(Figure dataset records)

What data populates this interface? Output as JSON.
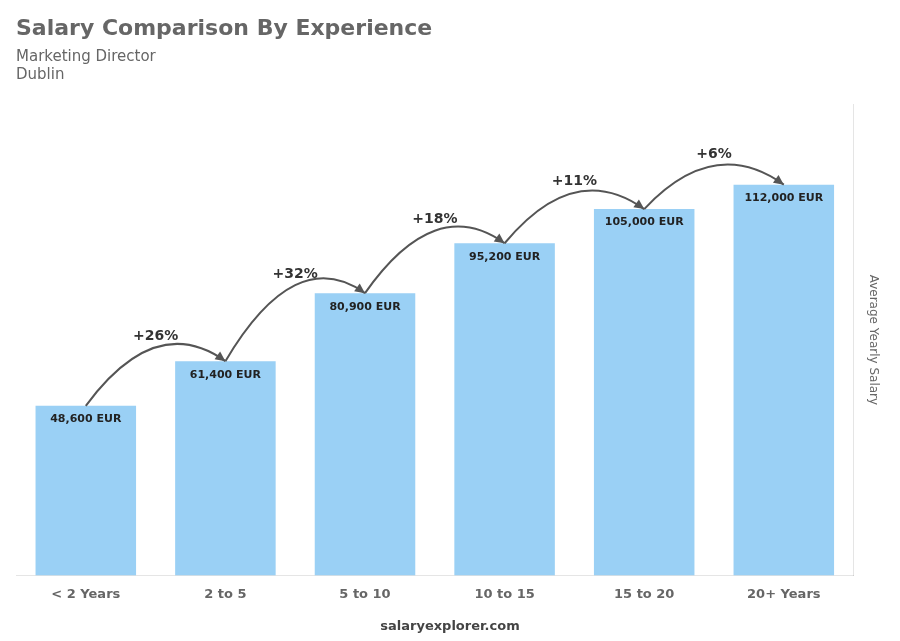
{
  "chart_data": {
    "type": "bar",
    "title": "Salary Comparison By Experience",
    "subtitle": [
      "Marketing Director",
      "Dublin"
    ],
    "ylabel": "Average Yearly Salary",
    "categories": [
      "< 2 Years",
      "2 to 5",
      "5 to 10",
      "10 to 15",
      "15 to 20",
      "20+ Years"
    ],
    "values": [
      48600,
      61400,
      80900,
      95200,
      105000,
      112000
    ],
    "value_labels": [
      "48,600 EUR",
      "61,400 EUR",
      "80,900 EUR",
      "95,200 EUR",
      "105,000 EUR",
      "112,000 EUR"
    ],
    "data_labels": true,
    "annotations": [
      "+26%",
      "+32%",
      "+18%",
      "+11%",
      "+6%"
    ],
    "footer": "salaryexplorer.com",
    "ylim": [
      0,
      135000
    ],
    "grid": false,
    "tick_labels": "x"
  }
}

...

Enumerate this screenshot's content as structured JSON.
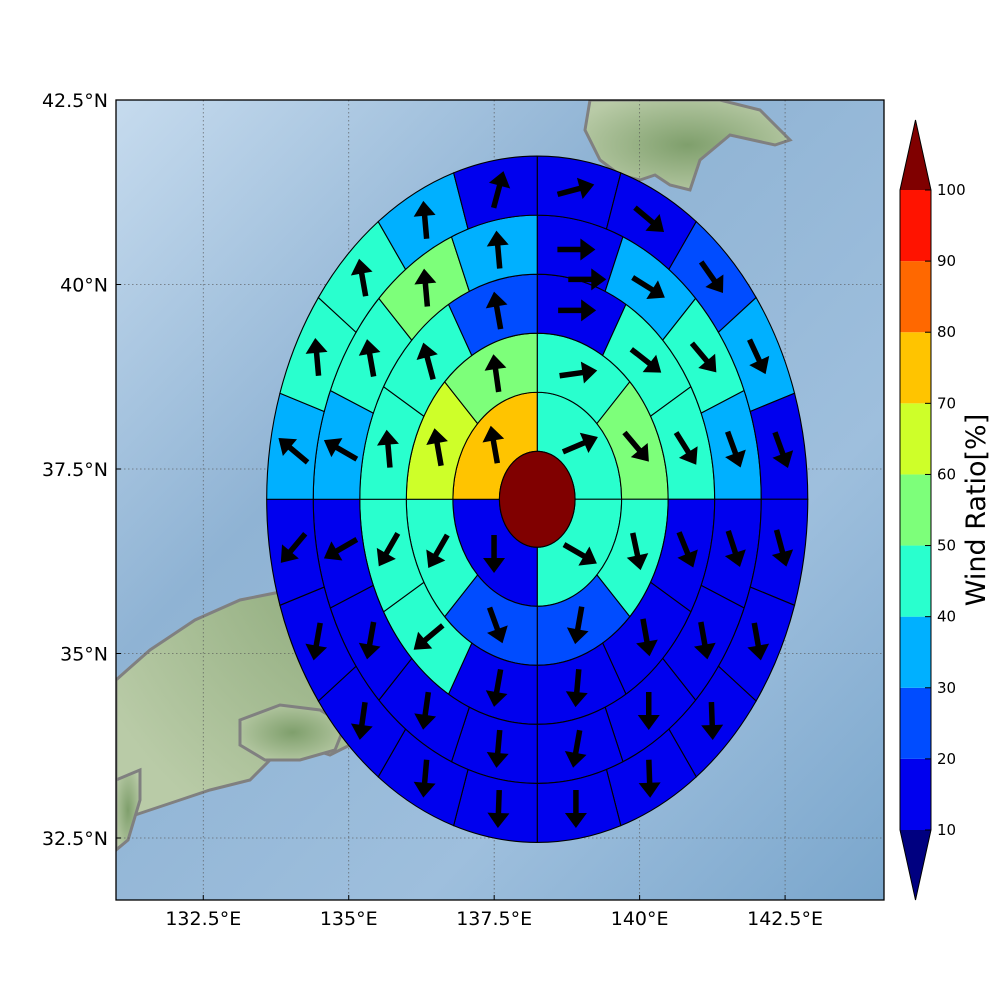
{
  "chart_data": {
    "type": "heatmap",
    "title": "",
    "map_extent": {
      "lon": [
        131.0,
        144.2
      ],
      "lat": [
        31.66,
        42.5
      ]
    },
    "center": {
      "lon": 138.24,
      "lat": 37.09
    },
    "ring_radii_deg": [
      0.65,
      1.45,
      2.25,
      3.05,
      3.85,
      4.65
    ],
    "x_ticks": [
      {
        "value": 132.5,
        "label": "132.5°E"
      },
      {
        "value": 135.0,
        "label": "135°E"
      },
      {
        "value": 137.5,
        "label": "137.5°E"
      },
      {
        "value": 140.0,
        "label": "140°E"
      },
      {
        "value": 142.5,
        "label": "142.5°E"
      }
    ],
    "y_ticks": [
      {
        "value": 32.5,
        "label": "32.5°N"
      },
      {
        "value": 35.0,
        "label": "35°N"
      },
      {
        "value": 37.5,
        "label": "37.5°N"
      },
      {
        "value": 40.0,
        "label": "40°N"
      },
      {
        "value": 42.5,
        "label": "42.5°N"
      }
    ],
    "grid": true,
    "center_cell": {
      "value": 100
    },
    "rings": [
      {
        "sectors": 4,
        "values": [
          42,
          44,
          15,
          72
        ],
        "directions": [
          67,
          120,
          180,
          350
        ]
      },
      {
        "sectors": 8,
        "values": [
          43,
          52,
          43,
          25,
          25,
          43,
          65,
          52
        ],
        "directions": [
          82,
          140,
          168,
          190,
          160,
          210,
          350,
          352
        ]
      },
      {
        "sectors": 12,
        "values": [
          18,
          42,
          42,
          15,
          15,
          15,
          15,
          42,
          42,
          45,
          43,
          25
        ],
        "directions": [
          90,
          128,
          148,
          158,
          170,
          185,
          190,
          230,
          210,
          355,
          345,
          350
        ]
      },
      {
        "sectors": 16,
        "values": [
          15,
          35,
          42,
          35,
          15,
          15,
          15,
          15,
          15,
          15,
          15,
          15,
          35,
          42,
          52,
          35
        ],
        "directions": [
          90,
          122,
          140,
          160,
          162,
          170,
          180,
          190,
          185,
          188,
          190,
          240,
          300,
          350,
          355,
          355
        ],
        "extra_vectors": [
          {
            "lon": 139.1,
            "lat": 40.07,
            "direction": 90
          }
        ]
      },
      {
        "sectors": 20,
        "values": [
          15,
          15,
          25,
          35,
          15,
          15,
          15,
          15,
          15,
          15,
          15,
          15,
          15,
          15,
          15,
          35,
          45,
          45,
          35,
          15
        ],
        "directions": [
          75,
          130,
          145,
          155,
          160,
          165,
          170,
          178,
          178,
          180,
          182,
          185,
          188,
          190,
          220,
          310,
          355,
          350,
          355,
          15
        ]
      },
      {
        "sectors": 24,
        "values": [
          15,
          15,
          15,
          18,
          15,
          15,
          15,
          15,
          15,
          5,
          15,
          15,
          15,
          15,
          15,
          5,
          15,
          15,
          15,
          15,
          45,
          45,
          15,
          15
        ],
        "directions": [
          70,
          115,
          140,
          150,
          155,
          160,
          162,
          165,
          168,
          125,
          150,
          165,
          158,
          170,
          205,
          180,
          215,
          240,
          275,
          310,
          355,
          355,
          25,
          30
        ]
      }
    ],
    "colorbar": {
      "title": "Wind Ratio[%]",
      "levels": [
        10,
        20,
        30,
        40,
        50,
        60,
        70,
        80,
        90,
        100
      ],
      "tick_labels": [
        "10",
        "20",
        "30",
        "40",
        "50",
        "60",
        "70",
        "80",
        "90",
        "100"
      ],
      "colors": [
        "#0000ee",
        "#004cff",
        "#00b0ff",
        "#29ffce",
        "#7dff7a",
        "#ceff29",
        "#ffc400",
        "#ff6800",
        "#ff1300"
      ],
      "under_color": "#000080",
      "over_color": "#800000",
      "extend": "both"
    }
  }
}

### Goal
Among the lines of the material above, how many include the string "sectors"? Report only that number.

### The result
6